Items from a dataset

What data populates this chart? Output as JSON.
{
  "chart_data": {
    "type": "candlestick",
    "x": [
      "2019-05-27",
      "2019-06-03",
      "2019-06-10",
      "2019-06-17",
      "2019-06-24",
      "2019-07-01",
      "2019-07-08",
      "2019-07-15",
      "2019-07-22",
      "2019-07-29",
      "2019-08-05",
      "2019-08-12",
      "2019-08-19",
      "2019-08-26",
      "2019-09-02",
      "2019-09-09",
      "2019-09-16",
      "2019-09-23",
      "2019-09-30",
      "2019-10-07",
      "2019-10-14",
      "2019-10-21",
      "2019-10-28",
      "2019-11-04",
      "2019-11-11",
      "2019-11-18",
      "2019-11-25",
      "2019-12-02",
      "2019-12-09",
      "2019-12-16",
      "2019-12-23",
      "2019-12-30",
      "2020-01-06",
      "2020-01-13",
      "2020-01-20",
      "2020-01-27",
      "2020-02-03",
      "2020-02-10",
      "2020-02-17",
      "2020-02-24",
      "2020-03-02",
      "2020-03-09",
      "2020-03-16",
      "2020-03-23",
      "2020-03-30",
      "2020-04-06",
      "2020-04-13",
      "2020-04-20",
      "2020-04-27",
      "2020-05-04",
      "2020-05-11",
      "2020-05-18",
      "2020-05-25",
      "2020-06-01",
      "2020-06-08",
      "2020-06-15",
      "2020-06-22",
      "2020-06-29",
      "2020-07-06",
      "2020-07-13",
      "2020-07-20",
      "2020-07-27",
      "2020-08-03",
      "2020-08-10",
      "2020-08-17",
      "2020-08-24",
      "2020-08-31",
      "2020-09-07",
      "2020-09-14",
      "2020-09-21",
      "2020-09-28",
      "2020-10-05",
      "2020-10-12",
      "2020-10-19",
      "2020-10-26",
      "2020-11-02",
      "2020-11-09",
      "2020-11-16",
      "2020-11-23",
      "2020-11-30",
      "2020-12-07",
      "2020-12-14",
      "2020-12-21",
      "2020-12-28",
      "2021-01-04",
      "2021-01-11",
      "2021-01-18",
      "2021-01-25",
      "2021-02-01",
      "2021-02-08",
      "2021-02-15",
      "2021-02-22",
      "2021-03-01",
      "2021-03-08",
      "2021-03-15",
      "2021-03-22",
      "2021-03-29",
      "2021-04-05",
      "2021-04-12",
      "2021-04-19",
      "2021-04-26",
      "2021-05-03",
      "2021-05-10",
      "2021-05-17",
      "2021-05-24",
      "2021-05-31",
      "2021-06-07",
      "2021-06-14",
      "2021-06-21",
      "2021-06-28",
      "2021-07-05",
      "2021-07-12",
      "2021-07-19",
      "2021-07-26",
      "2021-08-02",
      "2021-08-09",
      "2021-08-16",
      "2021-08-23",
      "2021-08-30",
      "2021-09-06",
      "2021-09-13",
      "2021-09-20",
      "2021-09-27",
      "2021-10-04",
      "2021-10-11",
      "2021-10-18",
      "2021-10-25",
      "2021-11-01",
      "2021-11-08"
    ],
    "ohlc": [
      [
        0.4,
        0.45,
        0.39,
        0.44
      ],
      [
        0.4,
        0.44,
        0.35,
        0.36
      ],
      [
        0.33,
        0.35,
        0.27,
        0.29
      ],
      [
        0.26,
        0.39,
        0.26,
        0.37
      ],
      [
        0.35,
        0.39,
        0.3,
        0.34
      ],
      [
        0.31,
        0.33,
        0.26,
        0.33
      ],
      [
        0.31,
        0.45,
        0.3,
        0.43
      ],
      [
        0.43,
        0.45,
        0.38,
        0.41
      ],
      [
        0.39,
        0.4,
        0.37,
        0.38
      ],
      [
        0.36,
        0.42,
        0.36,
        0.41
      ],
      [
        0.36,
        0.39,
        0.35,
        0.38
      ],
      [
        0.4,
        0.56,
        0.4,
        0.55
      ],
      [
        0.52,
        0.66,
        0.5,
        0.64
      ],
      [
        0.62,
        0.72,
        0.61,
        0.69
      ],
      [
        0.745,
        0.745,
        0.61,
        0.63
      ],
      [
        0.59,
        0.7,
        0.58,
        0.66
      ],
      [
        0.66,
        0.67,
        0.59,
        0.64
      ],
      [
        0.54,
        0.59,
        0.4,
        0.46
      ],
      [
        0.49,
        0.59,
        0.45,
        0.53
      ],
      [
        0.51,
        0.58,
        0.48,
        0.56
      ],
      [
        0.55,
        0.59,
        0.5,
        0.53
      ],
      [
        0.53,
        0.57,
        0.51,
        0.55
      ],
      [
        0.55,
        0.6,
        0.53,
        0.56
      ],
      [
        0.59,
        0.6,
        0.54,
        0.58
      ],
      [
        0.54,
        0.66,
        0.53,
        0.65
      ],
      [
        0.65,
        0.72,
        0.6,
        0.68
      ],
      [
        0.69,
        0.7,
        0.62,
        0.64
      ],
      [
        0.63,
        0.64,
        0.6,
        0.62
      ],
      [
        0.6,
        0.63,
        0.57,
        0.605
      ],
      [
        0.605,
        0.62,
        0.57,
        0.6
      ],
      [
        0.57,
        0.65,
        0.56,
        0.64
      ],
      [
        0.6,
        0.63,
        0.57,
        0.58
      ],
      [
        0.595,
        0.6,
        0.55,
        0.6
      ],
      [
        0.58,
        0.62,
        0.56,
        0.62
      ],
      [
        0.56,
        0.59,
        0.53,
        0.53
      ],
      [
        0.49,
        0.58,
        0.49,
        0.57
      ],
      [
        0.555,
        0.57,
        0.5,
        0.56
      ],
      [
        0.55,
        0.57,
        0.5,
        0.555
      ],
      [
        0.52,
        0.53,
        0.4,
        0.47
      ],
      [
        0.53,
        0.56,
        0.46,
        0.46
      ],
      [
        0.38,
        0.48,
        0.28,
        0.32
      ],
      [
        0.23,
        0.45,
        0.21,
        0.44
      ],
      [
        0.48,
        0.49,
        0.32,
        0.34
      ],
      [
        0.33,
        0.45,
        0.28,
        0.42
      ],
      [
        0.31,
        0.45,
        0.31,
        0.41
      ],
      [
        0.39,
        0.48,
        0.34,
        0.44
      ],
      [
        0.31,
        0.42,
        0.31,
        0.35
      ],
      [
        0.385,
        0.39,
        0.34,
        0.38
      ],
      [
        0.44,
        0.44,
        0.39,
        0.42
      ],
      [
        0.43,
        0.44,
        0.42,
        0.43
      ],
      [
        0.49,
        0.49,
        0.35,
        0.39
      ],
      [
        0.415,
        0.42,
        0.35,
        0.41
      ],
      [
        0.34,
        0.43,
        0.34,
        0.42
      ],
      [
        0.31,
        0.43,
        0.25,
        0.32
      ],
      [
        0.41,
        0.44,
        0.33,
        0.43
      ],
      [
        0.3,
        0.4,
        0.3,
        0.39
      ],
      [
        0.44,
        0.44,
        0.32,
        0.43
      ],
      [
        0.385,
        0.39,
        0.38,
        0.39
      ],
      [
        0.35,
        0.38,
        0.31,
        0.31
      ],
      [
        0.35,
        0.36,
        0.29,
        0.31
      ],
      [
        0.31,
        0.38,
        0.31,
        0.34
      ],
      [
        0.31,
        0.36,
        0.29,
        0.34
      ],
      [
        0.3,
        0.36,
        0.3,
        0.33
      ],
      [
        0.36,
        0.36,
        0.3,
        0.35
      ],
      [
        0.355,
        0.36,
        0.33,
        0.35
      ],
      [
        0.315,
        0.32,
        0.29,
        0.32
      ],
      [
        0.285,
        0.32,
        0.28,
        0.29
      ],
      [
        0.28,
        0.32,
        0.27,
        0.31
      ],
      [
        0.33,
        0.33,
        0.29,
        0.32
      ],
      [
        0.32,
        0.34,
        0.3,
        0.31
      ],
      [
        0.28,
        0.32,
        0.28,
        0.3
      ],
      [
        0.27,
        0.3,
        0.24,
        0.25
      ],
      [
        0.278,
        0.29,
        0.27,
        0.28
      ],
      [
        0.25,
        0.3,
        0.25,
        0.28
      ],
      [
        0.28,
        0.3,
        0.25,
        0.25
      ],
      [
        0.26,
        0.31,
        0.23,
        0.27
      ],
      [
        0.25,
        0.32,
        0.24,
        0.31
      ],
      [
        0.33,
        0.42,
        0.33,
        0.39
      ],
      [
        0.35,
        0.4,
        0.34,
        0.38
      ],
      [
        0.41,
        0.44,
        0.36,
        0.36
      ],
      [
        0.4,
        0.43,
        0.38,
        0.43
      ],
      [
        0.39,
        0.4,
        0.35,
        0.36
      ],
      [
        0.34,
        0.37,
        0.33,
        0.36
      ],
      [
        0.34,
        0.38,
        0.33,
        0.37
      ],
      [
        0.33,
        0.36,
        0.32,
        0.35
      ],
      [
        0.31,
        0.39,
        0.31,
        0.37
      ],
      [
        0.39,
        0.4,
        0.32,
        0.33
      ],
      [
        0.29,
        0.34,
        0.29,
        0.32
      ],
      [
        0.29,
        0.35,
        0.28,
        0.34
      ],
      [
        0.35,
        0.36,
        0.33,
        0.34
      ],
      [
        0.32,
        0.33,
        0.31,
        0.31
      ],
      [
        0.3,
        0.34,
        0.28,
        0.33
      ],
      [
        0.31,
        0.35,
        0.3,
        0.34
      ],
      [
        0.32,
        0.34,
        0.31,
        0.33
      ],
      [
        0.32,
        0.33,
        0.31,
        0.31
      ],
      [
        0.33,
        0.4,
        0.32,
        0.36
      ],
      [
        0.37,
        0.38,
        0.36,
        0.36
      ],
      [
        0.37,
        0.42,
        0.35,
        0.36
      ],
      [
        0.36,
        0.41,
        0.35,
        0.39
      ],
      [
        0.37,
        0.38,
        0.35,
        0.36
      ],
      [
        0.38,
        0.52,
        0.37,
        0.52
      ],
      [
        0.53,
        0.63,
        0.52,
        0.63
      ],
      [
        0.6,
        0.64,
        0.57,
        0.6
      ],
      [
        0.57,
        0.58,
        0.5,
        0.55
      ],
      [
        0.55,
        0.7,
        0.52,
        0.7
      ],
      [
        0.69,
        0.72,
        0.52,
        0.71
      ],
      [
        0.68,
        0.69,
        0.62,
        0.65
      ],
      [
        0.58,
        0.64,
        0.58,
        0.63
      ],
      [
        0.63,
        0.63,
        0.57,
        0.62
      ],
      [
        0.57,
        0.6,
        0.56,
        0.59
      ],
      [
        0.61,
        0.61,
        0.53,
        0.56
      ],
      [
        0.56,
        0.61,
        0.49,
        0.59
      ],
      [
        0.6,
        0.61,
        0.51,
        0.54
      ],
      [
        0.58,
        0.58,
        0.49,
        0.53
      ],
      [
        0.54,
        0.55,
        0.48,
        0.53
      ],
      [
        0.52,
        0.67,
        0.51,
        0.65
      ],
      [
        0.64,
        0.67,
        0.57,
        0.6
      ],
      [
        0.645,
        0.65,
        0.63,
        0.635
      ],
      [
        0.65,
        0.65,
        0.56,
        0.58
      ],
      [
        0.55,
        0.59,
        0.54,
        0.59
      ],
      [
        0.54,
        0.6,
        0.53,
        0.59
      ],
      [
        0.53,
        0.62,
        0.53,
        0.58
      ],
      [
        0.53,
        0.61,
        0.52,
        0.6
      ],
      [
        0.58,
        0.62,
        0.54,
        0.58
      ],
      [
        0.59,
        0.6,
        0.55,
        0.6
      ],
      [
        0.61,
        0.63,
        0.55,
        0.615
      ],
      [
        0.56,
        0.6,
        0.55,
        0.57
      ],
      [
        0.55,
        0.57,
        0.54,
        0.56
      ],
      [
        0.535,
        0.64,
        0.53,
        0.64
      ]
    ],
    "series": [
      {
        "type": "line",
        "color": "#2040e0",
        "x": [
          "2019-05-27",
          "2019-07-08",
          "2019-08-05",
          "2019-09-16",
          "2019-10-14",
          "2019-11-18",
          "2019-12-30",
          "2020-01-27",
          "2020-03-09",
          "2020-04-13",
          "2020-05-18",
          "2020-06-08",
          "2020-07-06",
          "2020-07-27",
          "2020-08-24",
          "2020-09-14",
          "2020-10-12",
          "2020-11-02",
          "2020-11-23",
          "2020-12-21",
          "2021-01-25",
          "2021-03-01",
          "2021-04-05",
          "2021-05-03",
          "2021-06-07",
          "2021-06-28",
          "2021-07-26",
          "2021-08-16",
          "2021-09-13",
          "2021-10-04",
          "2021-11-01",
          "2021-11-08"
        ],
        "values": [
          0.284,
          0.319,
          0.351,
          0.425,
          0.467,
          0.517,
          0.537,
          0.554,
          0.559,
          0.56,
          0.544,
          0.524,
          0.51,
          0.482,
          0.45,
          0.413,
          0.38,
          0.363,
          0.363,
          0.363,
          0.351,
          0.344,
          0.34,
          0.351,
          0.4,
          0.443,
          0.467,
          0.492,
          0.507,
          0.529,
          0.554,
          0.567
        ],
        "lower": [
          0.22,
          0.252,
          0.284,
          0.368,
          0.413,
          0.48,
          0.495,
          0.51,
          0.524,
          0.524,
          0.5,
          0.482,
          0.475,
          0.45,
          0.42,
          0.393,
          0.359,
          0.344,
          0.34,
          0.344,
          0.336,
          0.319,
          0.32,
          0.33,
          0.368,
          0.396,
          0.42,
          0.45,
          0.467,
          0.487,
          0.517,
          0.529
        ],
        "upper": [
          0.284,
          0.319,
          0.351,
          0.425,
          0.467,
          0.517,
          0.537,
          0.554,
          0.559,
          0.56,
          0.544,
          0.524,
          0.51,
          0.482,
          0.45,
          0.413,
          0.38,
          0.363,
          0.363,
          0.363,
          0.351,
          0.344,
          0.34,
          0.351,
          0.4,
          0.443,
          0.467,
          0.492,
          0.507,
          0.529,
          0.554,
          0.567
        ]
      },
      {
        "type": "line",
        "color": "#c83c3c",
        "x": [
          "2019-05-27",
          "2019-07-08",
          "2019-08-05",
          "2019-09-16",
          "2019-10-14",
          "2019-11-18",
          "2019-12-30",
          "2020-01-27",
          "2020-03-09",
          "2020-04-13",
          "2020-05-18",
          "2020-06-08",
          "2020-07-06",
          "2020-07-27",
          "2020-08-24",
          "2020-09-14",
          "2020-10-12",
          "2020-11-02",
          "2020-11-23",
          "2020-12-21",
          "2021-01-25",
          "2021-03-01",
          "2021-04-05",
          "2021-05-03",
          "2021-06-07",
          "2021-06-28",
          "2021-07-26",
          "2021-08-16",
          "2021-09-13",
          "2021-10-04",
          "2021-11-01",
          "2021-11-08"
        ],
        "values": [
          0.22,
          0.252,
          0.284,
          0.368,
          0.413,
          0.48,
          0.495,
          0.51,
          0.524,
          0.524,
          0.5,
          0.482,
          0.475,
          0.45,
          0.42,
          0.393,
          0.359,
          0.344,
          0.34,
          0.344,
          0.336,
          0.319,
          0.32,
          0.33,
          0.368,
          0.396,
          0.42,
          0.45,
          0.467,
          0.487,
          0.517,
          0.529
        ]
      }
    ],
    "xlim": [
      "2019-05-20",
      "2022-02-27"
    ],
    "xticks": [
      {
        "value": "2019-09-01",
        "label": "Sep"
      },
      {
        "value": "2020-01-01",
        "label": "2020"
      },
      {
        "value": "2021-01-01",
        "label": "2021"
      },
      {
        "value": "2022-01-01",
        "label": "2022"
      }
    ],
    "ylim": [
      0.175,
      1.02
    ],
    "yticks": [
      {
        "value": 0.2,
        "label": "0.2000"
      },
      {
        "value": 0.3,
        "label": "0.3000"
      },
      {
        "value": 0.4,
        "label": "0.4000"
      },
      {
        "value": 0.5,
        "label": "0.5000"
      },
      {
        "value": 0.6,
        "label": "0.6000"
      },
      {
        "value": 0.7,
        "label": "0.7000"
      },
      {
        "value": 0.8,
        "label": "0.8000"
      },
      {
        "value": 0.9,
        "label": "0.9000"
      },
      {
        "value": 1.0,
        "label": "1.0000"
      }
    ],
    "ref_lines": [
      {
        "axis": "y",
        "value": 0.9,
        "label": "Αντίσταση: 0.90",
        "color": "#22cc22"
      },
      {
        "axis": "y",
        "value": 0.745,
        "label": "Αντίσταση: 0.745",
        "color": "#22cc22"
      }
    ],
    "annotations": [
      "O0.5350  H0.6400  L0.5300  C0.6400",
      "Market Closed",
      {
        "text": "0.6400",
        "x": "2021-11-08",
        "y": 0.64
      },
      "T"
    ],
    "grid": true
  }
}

Problem to work on => Read the data above and count the lines that include "color". Answer only with the count.

Result => 4